*Given exercise:* Sort through the data and copy the lines holding the word "this".

··········

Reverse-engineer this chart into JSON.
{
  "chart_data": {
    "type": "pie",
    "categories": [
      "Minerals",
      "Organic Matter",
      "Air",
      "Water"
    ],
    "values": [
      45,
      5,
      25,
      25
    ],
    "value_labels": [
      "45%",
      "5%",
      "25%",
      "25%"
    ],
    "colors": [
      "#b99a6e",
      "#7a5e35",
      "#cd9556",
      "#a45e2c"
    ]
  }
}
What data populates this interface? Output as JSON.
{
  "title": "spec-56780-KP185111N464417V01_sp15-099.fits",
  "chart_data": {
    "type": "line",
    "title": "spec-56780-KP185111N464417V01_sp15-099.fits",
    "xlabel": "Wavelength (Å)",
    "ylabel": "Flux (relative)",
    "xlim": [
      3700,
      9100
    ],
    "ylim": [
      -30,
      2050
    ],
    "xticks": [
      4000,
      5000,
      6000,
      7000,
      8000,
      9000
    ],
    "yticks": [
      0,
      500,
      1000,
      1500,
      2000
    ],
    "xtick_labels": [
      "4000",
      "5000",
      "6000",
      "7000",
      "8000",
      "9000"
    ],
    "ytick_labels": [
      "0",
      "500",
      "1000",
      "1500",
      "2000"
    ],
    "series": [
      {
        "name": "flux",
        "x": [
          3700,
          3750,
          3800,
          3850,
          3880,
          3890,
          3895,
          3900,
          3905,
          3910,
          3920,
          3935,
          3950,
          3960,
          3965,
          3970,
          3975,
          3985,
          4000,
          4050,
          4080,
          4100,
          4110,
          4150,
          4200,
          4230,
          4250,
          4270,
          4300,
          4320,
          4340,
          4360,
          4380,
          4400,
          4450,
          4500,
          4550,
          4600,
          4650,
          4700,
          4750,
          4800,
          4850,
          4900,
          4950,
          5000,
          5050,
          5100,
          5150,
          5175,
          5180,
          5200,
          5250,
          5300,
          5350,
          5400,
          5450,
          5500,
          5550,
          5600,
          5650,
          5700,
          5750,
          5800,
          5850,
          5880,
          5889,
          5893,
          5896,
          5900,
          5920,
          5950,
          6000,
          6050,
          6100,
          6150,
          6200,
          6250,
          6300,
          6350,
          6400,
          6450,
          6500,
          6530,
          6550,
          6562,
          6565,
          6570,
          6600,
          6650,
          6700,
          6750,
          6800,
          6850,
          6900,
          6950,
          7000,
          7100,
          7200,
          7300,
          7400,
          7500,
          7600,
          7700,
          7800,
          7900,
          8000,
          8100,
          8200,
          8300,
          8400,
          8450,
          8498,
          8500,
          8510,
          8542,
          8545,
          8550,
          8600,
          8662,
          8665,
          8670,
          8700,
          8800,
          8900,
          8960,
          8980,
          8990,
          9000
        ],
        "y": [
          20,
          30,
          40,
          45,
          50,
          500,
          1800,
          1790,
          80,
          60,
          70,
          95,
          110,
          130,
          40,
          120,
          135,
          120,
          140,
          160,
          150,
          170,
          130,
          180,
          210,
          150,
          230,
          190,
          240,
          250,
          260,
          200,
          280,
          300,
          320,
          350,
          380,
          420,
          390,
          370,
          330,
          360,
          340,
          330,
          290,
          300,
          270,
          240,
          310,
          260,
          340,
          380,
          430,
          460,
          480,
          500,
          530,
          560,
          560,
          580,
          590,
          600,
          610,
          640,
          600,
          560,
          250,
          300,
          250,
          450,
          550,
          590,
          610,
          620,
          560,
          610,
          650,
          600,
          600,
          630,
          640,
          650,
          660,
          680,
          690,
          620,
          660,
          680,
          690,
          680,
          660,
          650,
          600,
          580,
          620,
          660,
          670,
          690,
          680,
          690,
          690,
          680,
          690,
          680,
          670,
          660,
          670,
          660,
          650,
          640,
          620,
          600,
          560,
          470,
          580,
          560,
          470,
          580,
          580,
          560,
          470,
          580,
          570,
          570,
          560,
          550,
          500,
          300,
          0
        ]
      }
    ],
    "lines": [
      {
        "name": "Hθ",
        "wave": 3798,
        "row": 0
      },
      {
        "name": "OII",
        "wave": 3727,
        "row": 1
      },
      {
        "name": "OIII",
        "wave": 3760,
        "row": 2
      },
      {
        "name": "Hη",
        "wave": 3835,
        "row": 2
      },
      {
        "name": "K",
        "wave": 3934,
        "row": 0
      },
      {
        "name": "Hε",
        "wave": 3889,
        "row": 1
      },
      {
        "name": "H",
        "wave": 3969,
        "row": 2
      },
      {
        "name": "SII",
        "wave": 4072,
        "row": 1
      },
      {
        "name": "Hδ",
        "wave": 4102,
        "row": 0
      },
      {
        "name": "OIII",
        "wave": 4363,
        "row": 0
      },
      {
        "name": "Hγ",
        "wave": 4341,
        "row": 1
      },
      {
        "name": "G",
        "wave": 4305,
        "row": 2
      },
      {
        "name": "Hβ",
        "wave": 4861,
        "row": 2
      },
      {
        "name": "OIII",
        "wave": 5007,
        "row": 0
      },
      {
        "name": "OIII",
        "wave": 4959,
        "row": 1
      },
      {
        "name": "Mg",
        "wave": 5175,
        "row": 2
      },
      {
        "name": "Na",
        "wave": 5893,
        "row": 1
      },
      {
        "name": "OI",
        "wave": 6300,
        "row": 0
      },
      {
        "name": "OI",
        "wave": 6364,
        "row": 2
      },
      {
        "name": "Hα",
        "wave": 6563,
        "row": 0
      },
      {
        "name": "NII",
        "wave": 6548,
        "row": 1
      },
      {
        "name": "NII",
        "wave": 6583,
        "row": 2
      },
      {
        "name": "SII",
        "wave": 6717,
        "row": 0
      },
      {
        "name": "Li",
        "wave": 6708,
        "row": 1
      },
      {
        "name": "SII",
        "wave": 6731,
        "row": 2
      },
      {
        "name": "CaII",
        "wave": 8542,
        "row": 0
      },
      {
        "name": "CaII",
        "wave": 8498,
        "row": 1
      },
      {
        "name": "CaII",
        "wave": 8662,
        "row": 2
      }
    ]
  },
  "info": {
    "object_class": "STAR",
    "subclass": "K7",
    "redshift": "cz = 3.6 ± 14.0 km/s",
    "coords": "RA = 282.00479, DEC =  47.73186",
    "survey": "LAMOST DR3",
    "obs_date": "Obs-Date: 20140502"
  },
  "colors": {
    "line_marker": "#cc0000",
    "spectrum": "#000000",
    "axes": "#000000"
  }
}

··········

*Reply:*
Reverse-engineer this chart into JSON.
What data populates this interface? Output as JSON.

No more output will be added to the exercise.